-- begin Record list --

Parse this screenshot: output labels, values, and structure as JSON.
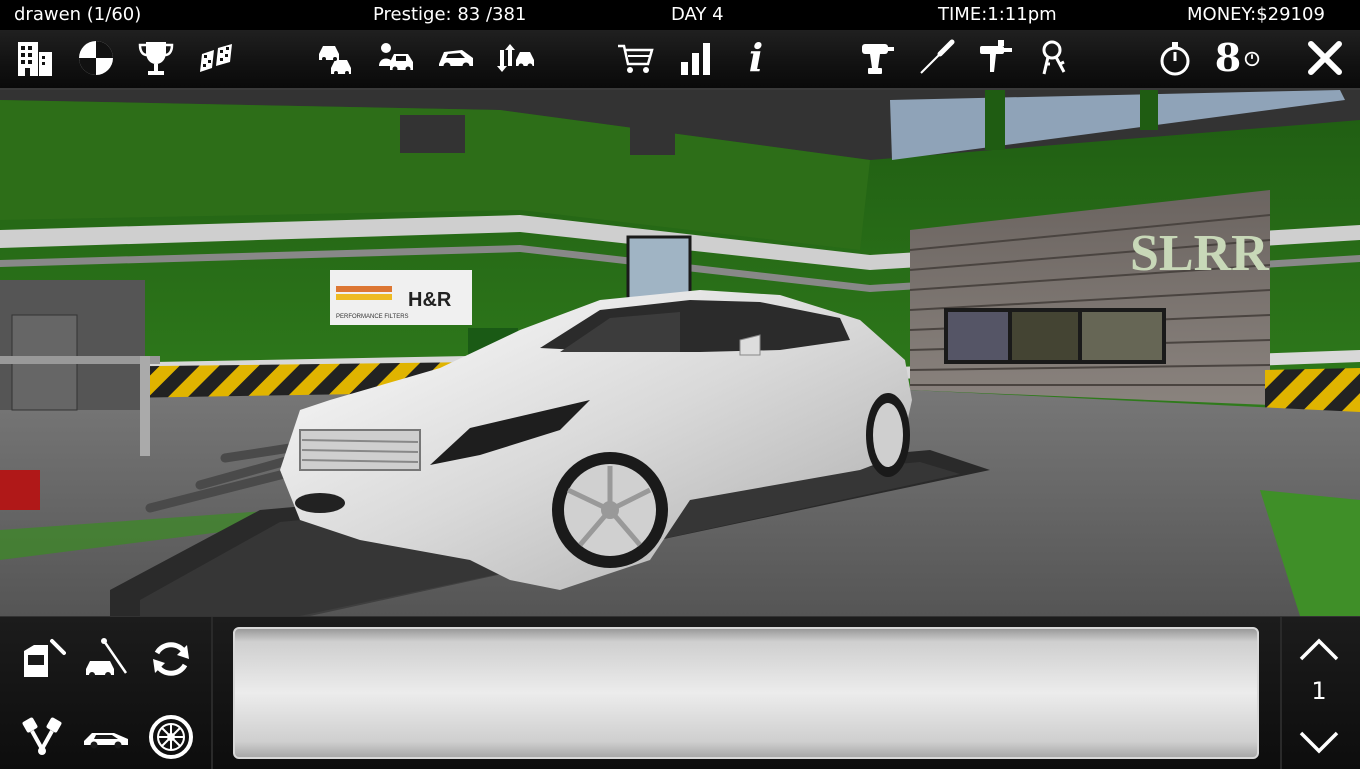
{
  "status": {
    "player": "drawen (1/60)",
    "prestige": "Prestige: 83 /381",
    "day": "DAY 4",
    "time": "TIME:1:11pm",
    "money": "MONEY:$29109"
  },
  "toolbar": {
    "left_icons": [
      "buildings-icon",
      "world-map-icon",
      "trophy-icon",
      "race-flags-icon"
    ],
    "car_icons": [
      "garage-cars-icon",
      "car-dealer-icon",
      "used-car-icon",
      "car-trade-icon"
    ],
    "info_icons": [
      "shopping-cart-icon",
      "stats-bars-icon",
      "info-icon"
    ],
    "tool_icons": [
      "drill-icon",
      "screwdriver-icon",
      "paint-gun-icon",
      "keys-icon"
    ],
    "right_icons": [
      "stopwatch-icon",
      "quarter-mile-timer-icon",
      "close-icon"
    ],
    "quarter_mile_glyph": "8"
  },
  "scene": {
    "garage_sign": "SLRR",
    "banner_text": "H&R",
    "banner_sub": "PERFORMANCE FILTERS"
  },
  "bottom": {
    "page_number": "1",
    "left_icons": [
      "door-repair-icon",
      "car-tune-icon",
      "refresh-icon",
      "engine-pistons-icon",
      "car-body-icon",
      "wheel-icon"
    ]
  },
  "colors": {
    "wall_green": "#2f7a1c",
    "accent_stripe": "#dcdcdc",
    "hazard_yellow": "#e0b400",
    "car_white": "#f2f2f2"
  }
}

-- end Record list --
-- begin Record list --

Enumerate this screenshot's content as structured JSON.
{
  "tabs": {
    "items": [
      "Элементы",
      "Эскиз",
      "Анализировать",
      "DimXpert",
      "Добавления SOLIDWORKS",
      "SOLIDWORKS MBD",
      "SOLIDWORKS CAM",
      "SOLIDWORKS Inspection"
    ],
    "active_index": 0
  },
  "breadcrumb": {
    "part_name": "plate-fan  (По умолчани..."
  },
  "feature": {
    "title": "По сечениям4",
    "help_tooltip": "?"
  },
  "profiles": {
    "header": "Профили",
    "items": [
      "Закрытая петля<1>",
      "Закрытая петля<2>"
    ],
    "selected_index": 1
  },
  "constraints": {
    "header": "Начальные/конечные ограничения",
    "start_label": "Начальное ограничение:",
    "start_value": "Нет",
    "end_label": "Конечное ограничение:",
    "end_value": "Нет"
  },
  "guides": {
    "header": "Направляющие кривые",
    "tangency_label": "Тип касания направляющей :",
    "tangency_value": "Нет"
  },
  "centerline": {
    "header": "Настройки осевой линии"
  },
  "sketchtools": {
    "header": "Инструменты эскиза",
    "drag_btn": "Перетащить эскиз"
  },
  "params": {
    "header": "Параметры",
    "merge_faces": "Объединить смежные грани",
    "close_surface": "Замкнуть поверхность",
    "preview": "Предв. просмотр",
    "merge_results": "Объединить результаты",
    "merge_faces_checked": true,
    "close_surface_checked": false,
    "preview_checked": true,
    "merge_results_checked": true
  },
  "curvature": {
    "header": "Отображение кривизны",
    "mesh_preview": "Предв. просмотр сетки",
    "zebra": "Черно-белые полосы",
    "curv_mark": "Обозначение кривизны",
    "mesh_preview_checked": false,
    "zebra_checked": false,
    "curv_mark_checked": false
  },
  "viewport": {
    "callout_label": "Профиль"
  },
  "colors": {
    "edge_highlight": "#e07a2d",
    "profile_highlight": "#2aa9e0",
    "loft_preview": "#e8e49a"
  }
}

-- end Record list --

● **Objective**
Select all lines in the listing that include the word "JSON".

● **The answer**
Parse this screenshot: output labels, values, and structure as JSON.
Enumerate this screenshot's content as structured JSON.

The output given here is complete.